§ **YOUR TASK**:
The copy you return should hold every record below word for word and no images.

===== EXERCISE DATA =====

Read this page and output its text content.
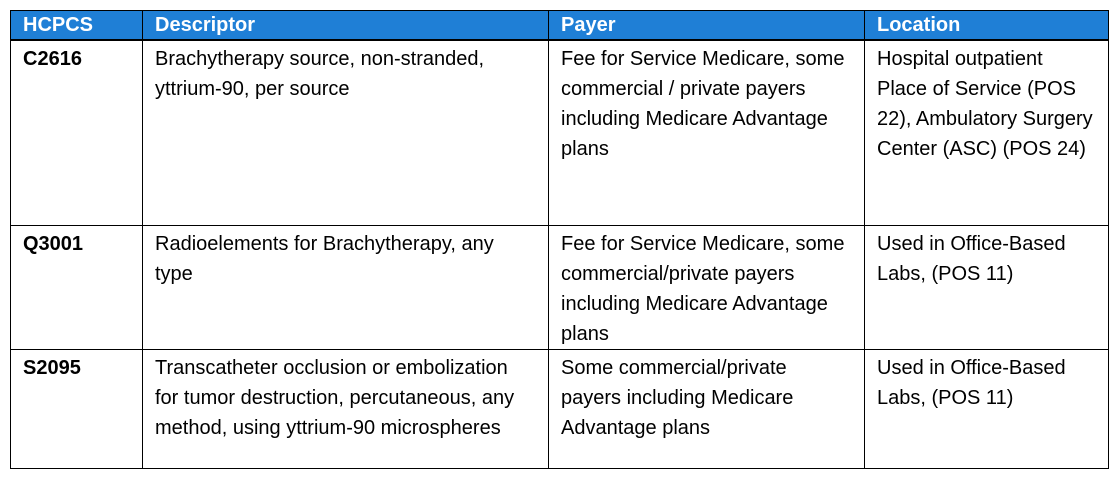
HCPCS	Descriptor	Payer	Location
C2616	Brachytherapy source, non-stranded, yttrium-90, per source	Fee for Service Medicare, some commercial / private payers including Medicare Advantage plans	Hospital outpatient Place of Service (POS 22), Ambulatory Surgery Center (ASC) (POS 24)
Q3001	Radioelements for Brachytherapy, any type	Fee for Service Medicare, some commercial/private payers including Medicare Advantage plans	Used in Office-Based Labs, (POS 11)
S2095	Transcatheter occlusion or embolization for tumor destruction, percutaneous, any method, using yttrium-90 microspheres	Some commercial/private payers including Medicare Advantage plans	Used in Office-Based Labs, (POS 11)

=====

§ **ANSWER FOR THIS EXERCISE**:
Read this page and output its text content.
HCPCS	Descriptor	Payer	Location
C2616	Brachytherapy source, non-stranded, yttrium-90, per source	Fee for Service Medicare, some commercial / private payers including Medicare Advantage plans	Hospital outpatient Place of Service (POS 22), Ambulatory Surgery Center (ASC) (POS 24)
Q3001	Radioelements for Brachytherapy, any type	Fee for Service Medicare, some commercial/private payers including Medicare Advantage plans	Used in Office-Based Labs, (POS 11)
S2095	Transcatheter occlusion or embolization for tumor destruction, percutaneous, any method, using yttrium-90 microspheres	Some commercial/private payers including Medicare Advantage plans	Used in Office-Based Labs, (POS 11)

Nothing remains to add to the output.